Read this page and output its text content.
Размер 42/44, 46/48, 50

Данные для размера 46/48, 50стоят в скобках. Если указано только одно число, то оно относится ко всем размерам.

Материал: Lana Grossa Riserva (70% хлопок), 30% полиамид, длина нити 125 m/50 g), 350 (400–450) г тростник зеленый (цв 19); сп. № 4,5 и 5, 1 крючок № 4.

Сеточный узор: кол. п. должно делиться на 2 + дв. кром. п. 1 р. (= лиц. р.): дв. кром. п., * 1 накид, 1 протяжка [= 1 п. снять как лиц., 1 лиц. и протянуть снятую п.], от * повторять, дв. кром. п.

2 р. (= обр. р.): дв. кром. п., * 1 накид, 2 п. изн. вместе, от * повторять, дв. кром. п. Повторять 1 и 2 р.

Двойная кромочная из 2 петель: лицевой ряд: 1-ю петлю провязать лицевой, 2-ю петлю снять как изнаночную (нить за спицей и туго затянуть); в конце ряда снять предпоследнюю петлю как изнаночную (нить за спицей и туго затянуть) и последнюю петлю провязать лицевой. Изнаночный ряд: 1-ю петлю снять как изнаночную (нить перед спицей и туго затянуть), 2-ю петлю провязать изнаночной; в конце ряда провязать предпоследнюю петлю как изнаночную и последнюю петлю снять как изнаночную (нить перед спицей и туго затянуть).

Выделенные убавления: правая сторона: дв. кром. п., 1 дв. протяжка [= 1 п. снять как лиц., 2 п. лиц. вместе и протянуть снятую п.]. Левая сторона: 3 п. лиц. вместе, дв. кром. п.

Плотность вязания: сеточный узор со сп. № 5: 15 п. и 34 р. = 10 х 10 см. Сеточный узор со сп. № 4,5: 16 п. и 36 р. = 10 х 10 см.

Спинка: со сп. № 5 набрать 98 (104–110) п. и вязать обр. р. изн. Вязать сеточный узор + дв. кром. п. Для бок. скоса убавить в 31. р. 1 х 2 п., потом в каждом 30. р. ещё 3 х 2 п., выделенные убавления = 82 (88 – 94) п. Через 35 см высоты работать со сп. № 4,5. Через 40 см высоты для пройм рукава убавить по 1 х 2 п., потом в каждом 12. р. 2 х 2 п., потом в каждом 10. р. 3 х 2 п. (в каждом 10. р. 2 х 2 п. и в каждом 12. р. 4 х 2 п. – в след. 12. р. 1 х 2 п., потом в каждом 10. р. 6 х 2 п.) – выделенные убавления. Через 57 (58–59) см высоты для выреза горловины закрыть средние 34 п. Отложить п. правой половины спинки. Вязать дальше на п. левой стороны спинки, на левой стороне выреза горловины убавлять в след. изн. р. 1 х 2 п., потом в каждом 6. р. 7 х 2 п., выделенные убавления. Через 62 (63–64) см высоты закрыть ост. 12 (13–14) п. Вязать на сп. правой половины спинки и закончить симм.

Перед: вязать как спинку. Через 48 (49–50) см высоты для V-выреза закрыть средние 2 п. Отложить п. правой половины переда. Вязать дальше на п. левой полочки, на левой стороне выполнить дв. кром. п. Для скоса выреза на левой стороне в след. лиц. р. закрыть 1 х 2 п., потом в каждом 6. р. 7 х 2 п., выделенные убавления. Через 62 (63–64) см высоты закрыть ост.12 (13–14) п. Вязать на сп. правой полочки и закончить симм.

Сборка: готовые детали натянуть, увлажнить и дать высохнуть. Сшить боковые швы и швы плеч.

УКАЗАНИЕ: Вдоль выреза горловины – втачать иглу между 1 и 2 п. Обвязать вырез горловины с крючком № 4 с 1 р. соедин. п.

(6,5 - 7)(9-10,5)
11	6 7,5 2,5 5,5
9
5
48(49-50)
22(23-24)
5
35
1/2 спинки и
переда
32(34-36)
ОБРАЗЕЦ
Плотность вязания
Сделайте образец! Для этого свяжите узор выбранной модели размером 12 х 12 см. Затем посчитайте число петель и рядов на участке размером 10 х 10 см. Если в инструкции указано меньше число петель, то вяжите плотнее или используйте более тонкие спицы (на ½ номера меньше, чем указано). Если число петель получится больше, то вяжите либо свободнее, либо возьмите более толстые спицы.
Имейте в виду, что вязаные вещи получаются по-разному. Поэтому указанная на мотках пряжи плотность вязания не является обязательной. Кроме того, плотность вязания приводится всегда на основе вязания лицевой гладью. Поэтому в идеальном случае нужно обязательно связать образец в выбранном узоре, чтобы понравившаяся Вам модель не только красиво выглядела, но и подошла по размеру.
_____
§ REQUIRED WORK: Please repeat all the records above exactly as they appear.

§ EXERCISE SOLUTION:
Read this page and output its text content.
Размер 42/44, 46/48, 50

Данные для размера 46/48, 50стоят в скобках. Если указано только одно число, то оно относится ко всем размерам.

Материал: Lana Grossa Riserva (70% хлопок), 30% полиамид, длина нити 125 m/50 g), 350 (400–450) г тростник зеленый (цв 19); сп. № 4,5 и 5, 1 крючок № 4.

Сеточный узор: кол. п. должно делиться на 2 + дв. кром. п. 1 р. (= лиц. р.): дв. кром. п., * 1 накид, 1 протяжка [= 1 п. снять как лиц., 1 лиц. и протянуть снятую п.], от * повторять, дв. кром. п.

2 р. (= обр. р.): дв. кром. п., * 1 накид, 2 п. изн. вместе, от * повторять, дв. кром. п. Повторять 1 и 2 р.

Двойная кромочная из 2 петель: лицевой ряд: 1-ю петлю провязать лицевой, 2-ю петлю снять как изнаночную (нить за спицей и туго затянуть); в конце ряда снять предпоследнюю петлю как изнаночную (нить за спицей и туго затянуть) и последнюю петлю провязать лицевой. Изнаночный ряд: 1-ю петлю снять как изнаночную (нить перед спицей и туго затянуть), 2-ю петлю провязать изнаночной; в конце ряда провязать предпоследнюю петлю как изнаночную и последнюю петлю снять как изнаночную (нить перед спицей и туго затянуть).

Выделенные убавления: правая сторона: дв. кром. п., 1 дв. протяжка [= 1 п. снять как лиц., 2 п. лиц. вместе и протянуть снятую п.]. Левая сторона: 3 п. лиц. вместе, дв. кром. п.

Плотность вязания: сеточный узор со сп. № 5: 15 п. и 34 р. = 10 х 10 см. Сеточный узор со сп. № 4,5: 16 п. и 36 р. = 10 х 10 см.

Спинка: со сп. № 5 набрать 98 (104–110) п. и вязать обр. р. изн. Вязать сеточный узор + дв. кром. п. Для бок. скоса убавить в 31. р. 1 х 2 п., потом в каждом 30. р. ещё 3 х 2 п., выделенные убавления = 82 (88 – 94) п. Через 35 см высоты работать со сп. № 4,5. Через 40 см высоты для пройм рукава убавить по 1 х 2 п., потом в каждом 12. р. 2 х 2 п., потом в каждом 10. р. 3 х 2 п. (в каждом 10. р. 2 х 2 п. и в каждом 12. р. 4 х 2 п. – в след. 12. р. 1 х 2 п., потом в каждом 10. р. 6 х 2 п.) – выделенные убавления. Через 57 (58–59) см высоты для выреза горловины закрыть средние 34 п. Отложить п. правой половины спинки. Вязать дальше на п. левой стороны спинки, на левой стороне выреза горловины убавлять в след. изн. р. 1 х 2 п., потом в каждом 6. р. 7 х 2 п., выделенные убавления. Через 62 (63–64) см высоты закрыть ост. 12 (13–14) п. Вязать на сп. правой половины спинки и закончить симм.

Перед: вязать как спинку. Через 48 (49–50) см высоты для V-выреза закрыть средние 2 п. Отложить п. правой половины переда. Вязать дальше на п. левой полочки, на левой стороне выполнить дв. кром. п. Для скоса выреза на левой стороне в след. лиц. р. закрыть 1 х 2 п., потом в каждом 6. р. 7 х 2 п., выделенные убавления. Через 62 (63–64) см высоты закрыть ост.12 (13–14) п. Вязать на сп. правой полочки и закончить симм.

Сборка: готовые детали натянуть, увлажнить и дать высохнуть. Сшить боковые швы и швы плеч.

УКАЗАНИЕ: Вдоль выреза горловины – втачать иглу между 1 и 2 п. Обвязать вырез горловины с крючком № 4 с 1 р. соедин. п.

(6,5 - 7)(9-10,5)
11	6 7,5 2,5 5,5
9
5
48(49-50)
22(23-24)
5
35
1/2 спинки и
переда
32(34-36)
ОБРАЗЕЦ
Плотность вязания
Сделайте образец! Для этого свяжите узор выбранной модели размером 12 х 12 см. Затем посчитайте число петель и рядов на участке размером 10 х 10 см. Если в инструкции указано меньше число петель, то вяжите плотнее или используйте более тонкие спицы (на ½ номера меньше, чем указано). Если число петель получится больше, то вяжите либо свободнее, либо возьмите более толстые спицы.
Имейте в виду, что вязаные вещи получаются по-разному. Поэтому указанная на мотках пряжи плотность вязания не является обязательной. Кроме того, плотность вязания приводится всегда на основе вязания лицевой гладью. Поэтому в идеальном случае нужно обязательно связать образец в выбранном узоре, чтобы понравившаяся Вам модель не только красиво выглядела, но и подошла по размеру.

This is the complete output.